> _Goal of the exercise_
For this exercise, repeat all of the material verbatim apart from its images.

Dataset items

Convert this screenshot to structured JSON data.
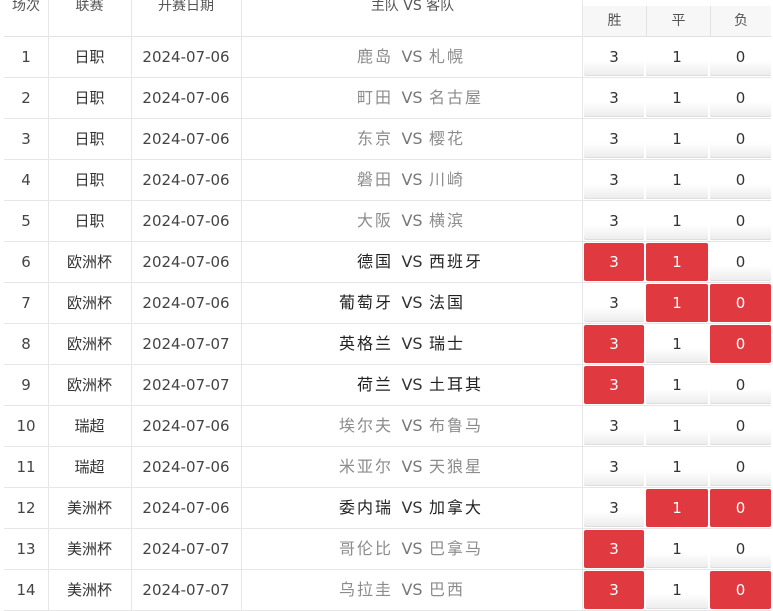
{
  "header": {
    "col_num": "场次",
    "col_league": "联赛",
    "col_date": "开赛日期",
    "col_match": "主队 VS 客队",
    "col_win": "胜",
    "col_draw": "平",
    "col_lose": "负"
  },
  "vs_label": "VS",
  "colors": {
    "highlight": "#e0393f",
    "muted_team": "#8c8c8c"
  },
  "rows": [
    {
      "num": "1",
      "league": "日职",
      "date": "2024-07-06",
      "home": "鹿岛",
      "away": "札幌",
      "win": "3",
      "draw": "1",
      "lose": "0",
      "hit": [
        false,
        false,
        false
      ],
      "home_muted": true,
      "away_muted": true
    },
    {
      "num": "2",
      "league": "日职",
      "date": "2024-07-06",
      "home": "町田",
      "away": "名古屋",
      "win": "3",
      "draw": "1",
      "lose": "0",
      "hit": [
        false,
        false,
        false
      ],
      "home_muted": true,
      "away_muted": true
    },
    {
      "num": "3",
      "league": "日职",
      "date": "2024-07-06",
      "home": "东京",
      "away": "樱花",
      "win": "3",
      "draw": "1",
      "lose": "0",
      "hit": [
        false,
        false,
        false
      ],
      "home_muted": true,
      "away_muted": true
    },
    {
      "num": "4",
      "league": "日职",
      "date": "2024-07-06",
      "home": "磐田",
      "away": "川崎",
      "win": "3",
      "draw": "1",
      "lose": "0",
      "hit": [
        false,
        false,
        false
      ],
      "home_muted": true,
      "away_muted": true
    },
    {
      "num": "5",
      "league": "日职",
      "date": "2024-07-06",
      "home": "大阪",
      "away": "横滨",
      "win": "3",
      "draw": "1",
      "lose": "0",
      "hit": [
        false,
        false,
        false
      ],
      "home_muted": true,
      "away_muted": true
    },
    {
      "num": "6",
      "league": "欧洲杯",
      "date": "2024-07-06",
      "home": "德国",
      "away": "西班牙",
      "win": "3",
      "draw": "1",
      "lose": "0",
      "hit": [
        true,
        true,
        false
      ],
      "home_muted": false,
      "away_muted": false
    },
    {
      "num": "7",
      "league": "欧洲杯",
      "date": "2024-07-06",
      "home": "葡萄牙",
      "away": "法国",
      "win": "3",
      "draw": "1",
      "lose": "0",
      "hit": [
        false,
        true,
        true
      ],
      "home_muted": false,
      "away_muted": false
    },
    {
      "num": "8",
      "league": "欧洲杯",
      "date": "2024-07-07",
      "home": "英格兰",
      "away": "瑞士",
      "win": "3",
      "draw": "1",
      "lose": "0",
      "hit": [
        true,
        false,
        true
      ],
      "home_muted": false,
      "away_muted": false
    },
    {
      "num": "9",
      "league": "欧洲杯",
      "date": "2024-07-07",
      "home": "荷兰",
      "away": "土耳其",
      "win": "3",
      "draw": "1",
      "lose": "0",
      "hit": [
        true,
        false,
        false
      ],
      "home_muted": false,
      "away_muted": false
    },
    {
      "num": "10",
      "league": "瑞超",
      "date": "2024-07-06",
      "home": "埃尔夫",
      "away": "布鲁马",
      "win": "3",
      "draw": "1",
      "lose": "0",
      "hit": [
        false,
        false,
        false
      ],
      "home_muted": true,
      "away_muted": true
    },
    {
      "num": "11",
      "league": "瑞超",
      "date": "2024-07-06",
      "home": "米亚尔",
      "away": "天狼星",
      "win": "3",
      "draw": "1",
      "lose": "0",
      "hit": [
        false,
        false,
        false
      ],
      "home_muted": true,
      "away_muted": true
    },
    {
      "num": "12",
      "league": "美洲杯",
      "date": "2024-07-06",
      "home": "委内瑞",
      "away": "加拿大",
      "win": "3",
      "draw": "1",
      "lose": "0",
      "hit": [
        false,
        true,
        true
      ],
      "home_muted": false,
      "away_muted": false
    },
    {
      "num": "13",
      "league": "美洲杯",
      "date": "2024-07-07",
      "home": "哥伦比",
      "away": "巴拿马",
      "win": "3",
      "draw": "1",
      "lose": "0",
      "hit": [
        true,
        false,
        false
      ],
      "home_muted": true,
      "away_muted": true
    },
    {
      "num": "14",
      "league": "美洲杯",
      "date": "2024-07-07",
      "home": "乌拉圭",
      "away": "巴西",
      "win": "3",
      "draw": "1",
      "lose": "0",
      "hit": [
        true,
        false,
        true
      ],
      "home_muted": true,
      "away_muted": true
    }
  ]
}
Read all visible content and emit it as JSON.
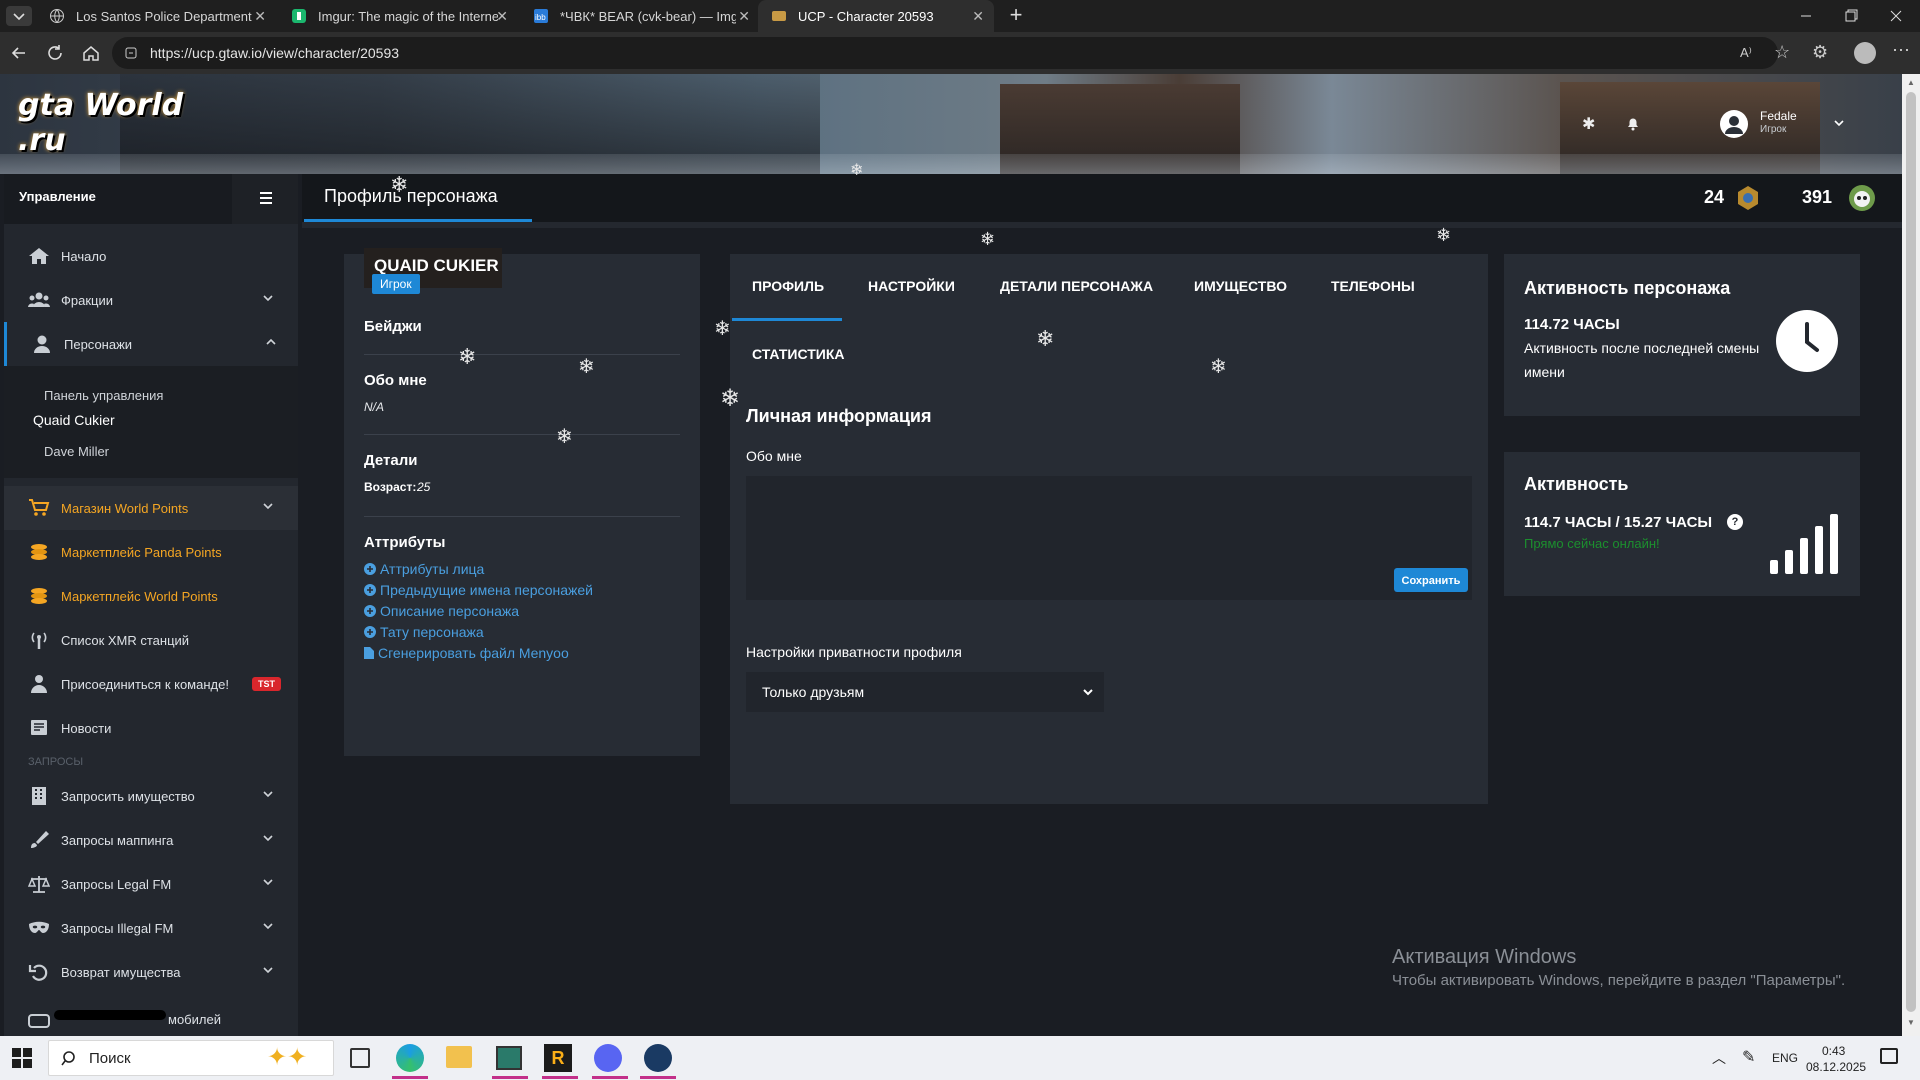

> _Solution for this exercise_
Convert this screenshot to structured JSON data.
{
  "header": {
    "col_num": "场次",
    "col_league": "联赛",
    "col_date": "开赛日期",
    "col_match": "主队 VS 客队",
    "col_win": "胜",
    "col_draw": "平",
    "col_lose": "负"
  },
  "vs_label": "VS",
  "colors": {
    "highlight": "#e0393f",
    "muted_team": "#8c8c8c"
  },
  "rows": [
    {
      "num": "1",
      "league": "日职",
      "date": "2024-07-06",
      "home": "鹿岛",
      "away": "札幌",
      "win": "3",
      "draw": "1",
      "lose": "0",
      "hit": [
        false,
        false,
        false
      ],
      "home_muted": true,
      "away_muted": true
    },
    {
      "num": "2",
      "league": "日职",
      "date": "2024-07-06",
      "home": "町田",
      "away": "名古屋",
      "win": "3",
      "draw": "1",
      "lose": "0",
      "hit": [
        false,
        false,
        false
      ],
      "home_muted": true,
      "away_muted": true
    },
    {
      "num": "3",
      "league": "日职",
      "date": "2024-07-06",
      "home": "东京",
      "away": "樱花",
      "win": "3",
      "draw": "1",
      "lose": "0",
      "hit": [
        false,
        false,
        false
      ],
      "home_muted": true,
      "away_muted": true
    },
    {
      "num": "4",
      "league": "日职",
      "date": "2024-07-06",
      "home": "磐田",
      "away": "川崎",
      "win": "3",
      "draw": "1",
      "lose": "0",
      "hit": [
        false,
        false,
        false
      ],
      "home_muted": true,
      "away_muted": true
    },
    {
      "num": "5",
      "league": "日职",
      "date": "2024-07-06",
      "home": "大阪",
      "away": "横滨",
      "win": "3",
      "draw": "1",
      "lose": "0",
      "hit": [
        false,
        false,
        false
      ],
      "home_muted": true,
      "away_muted": true
    },
    {
      "num": "6",
      "league": "欧洲杯",
      "date": "2024-07-06",
      "home": "德国",
      "away": "西班牙",
      "win": "3",
      "draw": "1",
      "lose": "0",
      "hit": [
        true,
        true,
        false
      ],
      "home_muted": false,
      "away_muted": false
    },
    {
      "num": "7",
      "league": "欧洲杯",
      "date": "2024-07-06",
      "home": "葡萄牙",
      "away": "法国",
      "win": "3",
      "draw": "1",
      "lose": "0",
      "hit": [
        false,
        true,
        true
      ],
      "home_muted": false,
      "away_muted": false
    },
    {
      "num": "8",
      "league": "欧洲杯",
      "date": "2024-07-07",
      "home": "英格兰",
      "away": "瑞士",
      "win": "3",
      "draw": "1",
      "lose": "0",
      "hit": [
        true,
        false,
        true
      ],
      "home_muted": false,
      "away_muted": false
    },
    {
      "num": "9",
      "league": "欧洲杯",
      "date": "2024-07-07",
      "home": "荷兰",
      "away": "土耳其",
      "win": "3",
      "draw": "1",
      "lose": "0",
      "hit": [
        true,
        false,
        false
      ],
      "home_muted": false,
      "away_muted": false
    },
    {
      "num": "10",
      "league": "瑞超",
      "date": "2024-07-06",
      "home": "埃尔夫",
      "away": "布鲁马",
      "win": "3",
      "draw": "1",
      "lose": "0",
      "hit": [
        false,
        false,
        false
      ],
      "home_muted": true,
      "away_muted": true
    },
    {
      "num": "11",
      "league": "瑞超",
      "date": "2024-07-06",
      "home": "米亚尔",
      "away": "天狼星",
      "win": "3",
      "draw": "1",
      "lose": "0",
      "hit": [
        false,
        false,
        false
      ],
      "home_muted": true,
      "away_muted": true
    },
    {
      "num": "12",
      "league": "美洲杯",
      "date": "2024-07-06",
      "home": "委内瑞",
      "away": "加拿大",
      "win": "3",
      "draw": "1",
      "lose": "0",
      "hit": [
        false,
        true,
        true
      ],
      "home_muted": false,
      "away_muted": false
    },
    {
      "num": "13",
      "league": "美洲杯",
      "date": "2024-07-07",
      "home": "哥伦比",
      "away": "巴拿马",
      "win": "3",
      "draw": "1",
      "lose": "0",
      "hit": [
        true,
        false,
        false
      ],
      "home_muted": true,
      "away_muted": true
    },
    {
      "num": "14",
      "league": "美洲杯",
      "date": "2024-07-07",
      "home": "乌拉圭",
      "away": "巴西",
      "win": "3",
      "draw": "1",
      "lose": "0",
      "hit": [
        true,
        false,
        true
      ],
      "home_muted": true,
      "away_muted": true
    }
  ]
}
Read all visible content and emit it as JSON.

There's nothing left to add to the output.